Data items:
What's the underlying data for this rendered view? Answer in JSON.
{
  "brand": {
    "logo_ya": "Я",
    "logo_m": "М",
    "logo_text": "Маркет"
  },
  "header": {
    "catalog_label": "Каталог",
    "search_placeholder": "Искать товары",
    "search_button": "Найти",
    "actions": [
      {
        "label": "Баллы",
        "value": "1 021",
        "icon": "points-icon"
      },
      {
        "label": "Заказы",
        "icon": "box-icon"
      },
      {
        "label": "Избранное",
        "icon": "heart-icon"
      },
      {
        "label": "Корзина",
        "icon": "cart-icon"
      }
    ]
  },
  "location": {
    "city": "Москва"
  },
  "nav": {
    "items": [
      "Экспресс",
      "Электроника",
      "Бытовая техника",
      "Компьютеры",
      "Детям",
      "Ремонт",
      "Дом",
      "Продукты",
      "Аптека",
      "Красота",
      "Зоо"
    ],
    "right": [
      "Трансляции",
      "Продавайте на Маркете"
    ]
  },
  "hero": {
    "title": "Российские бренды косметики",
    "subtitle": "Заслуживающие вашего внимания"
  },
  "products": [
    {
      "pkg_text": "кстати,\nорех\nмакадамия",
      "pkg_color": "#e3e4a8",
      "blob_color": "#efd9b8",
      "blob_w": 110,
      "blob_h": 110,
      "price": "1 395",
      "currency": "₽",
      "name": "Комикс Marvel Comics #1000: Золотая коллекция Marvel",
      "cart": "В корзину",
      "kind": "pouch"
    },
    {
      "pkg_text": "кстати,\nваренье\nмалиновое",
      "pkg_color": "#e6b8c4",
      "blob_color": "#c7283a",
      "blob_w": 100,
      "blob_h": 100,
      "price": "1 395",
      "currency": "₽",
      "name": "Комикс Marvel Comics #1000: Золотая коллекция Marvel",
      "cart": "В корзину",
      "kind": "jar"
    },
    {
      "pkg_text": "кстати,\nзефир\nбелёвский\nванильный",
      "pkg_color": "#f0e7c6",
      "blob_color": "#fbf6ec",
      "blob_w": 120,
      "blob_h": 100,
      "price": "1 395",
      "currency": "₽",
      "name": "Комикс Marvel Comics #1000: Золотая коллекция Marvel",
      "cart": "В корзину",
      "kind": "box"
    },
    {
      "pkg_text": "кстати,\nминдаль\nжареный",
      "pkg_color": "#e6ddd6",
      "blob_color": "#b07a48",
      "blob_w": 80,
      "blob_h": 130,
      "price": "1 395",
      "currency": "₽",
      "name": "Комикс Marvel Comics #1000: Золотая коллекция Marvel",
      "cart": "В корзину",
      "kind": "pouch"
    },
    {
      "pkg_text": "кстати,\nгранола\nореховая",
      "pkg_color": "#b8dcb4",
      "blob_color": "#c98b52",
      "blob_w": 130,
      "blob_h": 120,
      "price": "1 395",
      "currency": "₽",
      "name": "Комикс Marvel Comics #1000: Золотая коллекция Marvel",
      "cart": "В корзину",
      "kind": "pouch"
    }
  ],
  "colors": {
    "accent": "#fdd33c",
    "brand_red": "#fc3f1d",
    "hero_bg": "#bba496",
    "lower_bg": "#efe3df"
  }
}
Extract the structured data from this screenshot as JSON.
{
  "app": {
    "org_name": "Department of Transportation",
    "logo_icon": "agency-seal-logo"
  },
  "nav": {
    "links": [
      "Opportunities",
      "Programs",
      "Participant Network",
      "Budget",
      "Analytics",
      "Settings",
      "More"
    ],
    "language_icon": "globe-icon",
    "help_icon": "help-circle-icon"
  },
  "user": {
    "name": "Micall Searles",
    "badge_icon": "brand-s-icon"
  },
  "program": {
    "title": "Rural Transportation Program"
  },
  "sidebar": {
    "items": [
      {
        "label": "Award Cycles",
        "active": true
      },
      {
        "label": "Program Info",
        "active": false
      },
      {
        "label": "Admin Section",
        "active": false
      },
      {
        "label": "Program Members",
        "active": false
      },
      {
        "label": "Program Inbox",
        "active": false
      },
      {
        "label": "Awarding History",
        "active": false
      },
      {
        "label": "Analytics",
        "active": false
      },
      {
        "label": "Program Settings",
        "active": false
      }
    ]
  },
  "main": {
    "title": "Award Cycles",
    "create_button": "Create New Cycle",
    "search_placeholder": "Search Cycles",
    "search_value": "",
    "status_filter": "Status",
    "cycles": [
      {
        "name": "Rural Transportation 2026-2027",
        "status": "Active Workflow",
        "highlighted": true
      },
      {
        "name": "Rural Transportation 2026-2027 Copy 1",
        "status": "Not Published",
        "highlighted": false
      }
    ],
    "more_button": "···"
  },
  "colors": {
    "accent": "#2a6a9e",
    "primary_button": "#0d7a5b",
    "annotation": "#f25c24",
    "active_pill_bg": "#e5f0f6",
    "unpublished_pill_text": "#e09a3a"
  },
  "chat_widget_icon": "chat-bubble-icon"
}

WHAT YOU ARE ASKED TO DO: Repeat every entry word for word.

THE REPLY:
What's the underlying data for this rendered view? Answer in JSON.
{
  "brand": {
    "logo_ya": "Я",
    "logo_m": "М",
    "logo_text": "Маркет"
  },
  "header": {
    "catalog_label": "Каталог",
    "search_placeholder": "Искать товары",
    "search_button": "Найти",
    "actions": [
      {
        "label": "Баллы",
        "value": "1 021",
        "icon": "points-icon"
      },
      {
        "label": "Заказы",
        "icon": "box-icon"
      },
      {
        "label": "Избранное",
        "icon": "heart-icon"
      },
      {
        "label": "Корзина",
        "icon": "cart-icon"
      }
    ]
  },
  "location": {
    "city": "Москва"
  },
  "nav": {
    "items": [
      "Экспресс",
      "Электроника",
      "Бытовая техника",
      "Компьютеры",
      "Детям",
      "Ремонт",
      "Дом",
      "Продукты",
      "Аптека",
      "Красота",
      "Зоо"
    ],
    "right": [
      "Трансляции",
      "Продавайте на Маркете"
    ]
  },
  "hero": {
    "title": "Российские бренды косметики",
    "subtitle": "Заслуживающие вашего внимания"
  },
  "products": [
    {
      "pkg_text": "кстати,\nорех\nмакадамия",
      "pkg_color": "#e3e4a8",
      "blob_color": "#efd9b8",
      "blob_w": 110,
      "blob_h": 110,
      "price": "1 395",
      "currency": "₽",
      "name": "Комикс Marvel Comics #1000: Золотая коллекция Marvel",
      "cart": "В корзину",
      "kind": "pouch"
    },
    {
      "pkg_text": "кстати,\nваренье\nмалиновое",
      "pkg_color": "#e6b8c4",
      "blob_color": "#c7283a",
      "blob_w": 100,
      "blob_h": 100,
      "price": "1 395",
      "currency": "₽",
      "name": "Комикс Marvel Comics #1000: Золотая коллекция Marvel",
      "cart": "В корзину",
      "kind": "jar"
    },
    {
      "pkg_text": "кстати,\nзефир\nбелёвский\nванильный",
      "pkg_color": "#f0e7c6",
      "blob_color": "#fbf6ec",
      "blob_w": 120,
      "blob_h": 100,
      "price": "1 395",
      "currency": "₽",
      "name": "Комикс Marvel Comics #1000: Золотая коллекция Marvel",
      "cart": "В корзину",
      "kind": "box"
    },
    {
      "pkg_text": "кстати,\nминдаль\nжареный",
      "pkg_color": "#e6ddd6",
      "blob_color": "#b07a48",
      "blob_w": 80,
      "blob_h": 130,
      "price": "1 395",
      "currency": "₽",
      "name": "Комикс Marvel Comics #1000: Золотая коллекция Marvel",
      "cart": "В корзину",
      "kind": "pouch"
    },
    {
      "pkg_text": "кстати,\nгранола\nореховая",
      "pkg_color": "#b8dcb4",
      "blob_color": "#c98b52",
      "blob_w": 130,
      "blob_h": 120,
      "price": "1 395",
      "currency": "₽",
      "name": "Комикс Marvel Comics #1000: Золотая коллекция Marvel",
      "cart": "В корзину",
      "kind": "pouch"
    }
  ],
  "colors": {
    "accent": "#fdd33c",
    "brand_red": "#fc3f1d",
    "hero_bg": "#bba496",
    "lower_bg": "#efe3df"
  }
}
Extract the structured data from this screenshot as JSON.
{
  "app": {
    "org_name": "Department of Transportation",
    "logo_icon": "agency-seal-logo"
  },
  "nav": {
    "links": [
      "Opportunities",
      "Programs",
      "Participant Network",
      "Budget",
      "Analytics",
      "Settings",
      "More"
    ],
    "language_icon": "globe-icon",
    "help_icon": "help-circle-icon"
  },
  "user": {
    "name": "Micall Searles",
    "badge_icon": "brand-s-icon"
  },
  "program": {
    "title": "Rural Transportation Program"
  },
  "sidebar": {
    "items": [
      {
        "label": "Award Cycles",
        "active": true
      },
      {
        "label": "Program Info",
        "active": false
      },
      {
        "label": "Admin Section",
        "active": false
      },
      {
        "label": "Program Members",
        "active": false
      },
      {
        "label": "Program Inbox",
        "active": false
      },
      {
        "label": "Awarding History",
        "active": false
      },
      {
        "label": "Analytics",
        "active": false
      },
      {
        "label": "Program Settings",
        "active": false
      }
    ]
  },
  "main": {
    "title": "Award Cycles",
    "create_button": "Create New Cycle",
    "search_placeholder": "Search Cycles",
    "search_value": "",
    "status_filter": "Status",
    "cycles": [
      {
        "name": "Rural Transportation 2026-2027",
        "status": "Active Workflow",
        "highlighted": true
      },
      {
        "name": "Rural Transportation 2026-2027 Copy 1",
        "status": "Not Published",
        "highlighted": false
      }
    ],
    "more_button": "···"
  },
  "colors": {
    "accent": "#2a6a9e",
    "primary_button": "#0d7a5b",
    "annotation": "#f25c24",
    "active_pill_bg": "#e5f0f6",
    "unpublished_pill_text": "#e09a3a"
  },
  "chat_widget_icon": "chat-bubble-icon"
}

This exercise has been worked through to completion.